Data excerpts
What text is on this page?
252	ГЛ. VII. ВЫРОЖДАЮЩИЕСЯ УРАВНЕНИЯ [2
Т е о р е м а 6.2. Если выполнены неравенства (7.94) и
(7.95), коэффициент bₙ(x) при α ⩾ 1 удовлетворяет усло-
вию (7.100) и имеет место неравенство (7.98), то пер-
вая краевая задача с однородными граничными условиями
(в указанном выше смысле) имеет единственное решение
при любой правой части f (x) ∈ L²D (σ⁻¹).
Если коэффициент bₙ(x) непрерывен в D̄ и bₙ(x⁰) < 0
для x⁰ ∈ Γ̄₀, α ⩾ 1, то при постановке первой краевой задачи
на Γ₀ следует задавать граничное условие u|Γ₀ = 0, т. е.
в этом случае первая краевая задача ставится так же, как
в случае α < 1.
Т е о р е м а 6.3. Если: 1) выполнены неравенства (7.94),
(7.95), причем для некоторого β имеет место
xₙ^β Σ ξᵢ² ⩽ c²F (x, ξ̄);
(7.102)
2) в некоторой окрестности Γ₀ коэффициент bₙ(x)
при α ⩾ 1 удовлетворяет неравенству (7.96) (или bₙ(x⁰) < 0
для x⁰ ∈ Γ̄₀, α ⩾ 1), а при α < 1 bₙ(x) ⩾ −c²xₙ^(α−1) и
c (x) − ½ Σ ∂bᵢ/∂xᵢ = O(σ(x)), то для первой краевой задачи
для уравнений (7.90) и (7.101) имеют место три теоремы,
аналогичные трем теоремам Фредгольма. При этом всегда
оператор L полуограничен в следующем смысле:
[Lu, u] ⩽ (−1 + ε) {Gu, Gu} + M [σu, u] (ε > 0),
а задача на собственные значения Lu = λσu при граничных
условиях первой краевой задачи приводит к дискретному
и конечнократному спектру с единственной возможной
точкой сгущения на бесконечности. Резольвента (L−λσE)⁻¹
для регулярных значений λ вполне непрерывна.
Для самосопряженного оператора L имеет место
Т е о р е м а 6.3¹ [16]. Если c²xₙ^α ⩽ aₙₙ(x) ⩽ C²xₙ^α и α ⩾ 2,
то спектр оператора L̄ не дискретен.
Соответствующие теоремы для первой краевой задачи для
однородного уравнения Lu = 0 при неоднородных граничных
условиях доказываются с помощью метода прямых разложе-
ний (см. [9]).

**Problem:**
Restate the listing in full, word for word.

**Answer for the task:**
What text is on this page?
252	ГЛ. VII. ВЫРОЖДАЮЩИЕСЯ УРАВНЕНИЯ [2
Т е о р е м а 6.2. Если выполнены неравенства (7.94) и
(7.95), коэффициент bₙ(x) при α ⩾ 1 удовлетворяет усло-
вию (7.100) и имеет место неравенство (7.98), то пер-
вая краевая задача с однородными граничными условиями
(в указанном выше смысле) имеет единственное решение
при любой правой части f (x) ∈ L²D (σ⁻¹).
Если коэффициент bₙ(x) непрерывен в D̄ и bₙ(x⁰) < 0
для x⁰ ∈ Γ̄₀, α ⩾ 1, то при постановке первой краевой задачи
на Γ₀ следует задавать граничное условие u|Γ₀ = 0, т. е.
в этом случае первая краевая задача ставится так же, как
в случае α < 1.
Т е о р е м а 6.3. Если: 1) выполнены неравенства (7.94),
(7.95), причем для некоторого β имеет место
xₙ^β Σ ξᵢ² ⩽ c²F (x, ξ̄);
(7.102)
2) в некоторой окрестности Γ₀ коэффициент bₙ(x)
при α ⩾ 1 удовлетворяет неравенству (7.96) (или bₙ(x⁰) < 0
для x⁰ ∈ Γ̄₀, α ⩾ 1), а при α < 1 bₙ(x) ⩾ −c²xₙ^(α−1) и
c (x) − ½ Σ ∂bᵢ/∂xᵢ = O(σ(x)), то для первой краевой задачи
для уравнений (7.90) и (7.101) имеют место три теоремы,
аналогичные трем теоремам Фредгольма. При этом всегда
оператор L полуограничен в следующем смысле:
[Lu, u] ⩽ (−1 + ε) {Gu, Gu} + M [σu, u] (ε > 0),
а задача на собственные значения Lu = λσu при граничных
условиях первой краевой задачи приводит к дискретному
и конечнократному спектру с единственной возможной
точкой сгущения на бесконечности. Резольвента (L−λσE)⁻¹
для регулярных значений λ вполне непрерывна.
Для самосопряженного оператора L имеет место
Т е о р е м а 6.3¹ [16]. Если c²xₙ^α ⩽ aₙₙ(x) ⩽ C²xₙ^α и α ⩾ 2,
то спектр оператора L̄ не дискретен.
Соответствующие теоремы для первой краевой задачи для
однородного уравнения Lu = 0 при неоднородных граничных
условиях доказываются с помощью метода прямых разложе-
ний (см. [9]).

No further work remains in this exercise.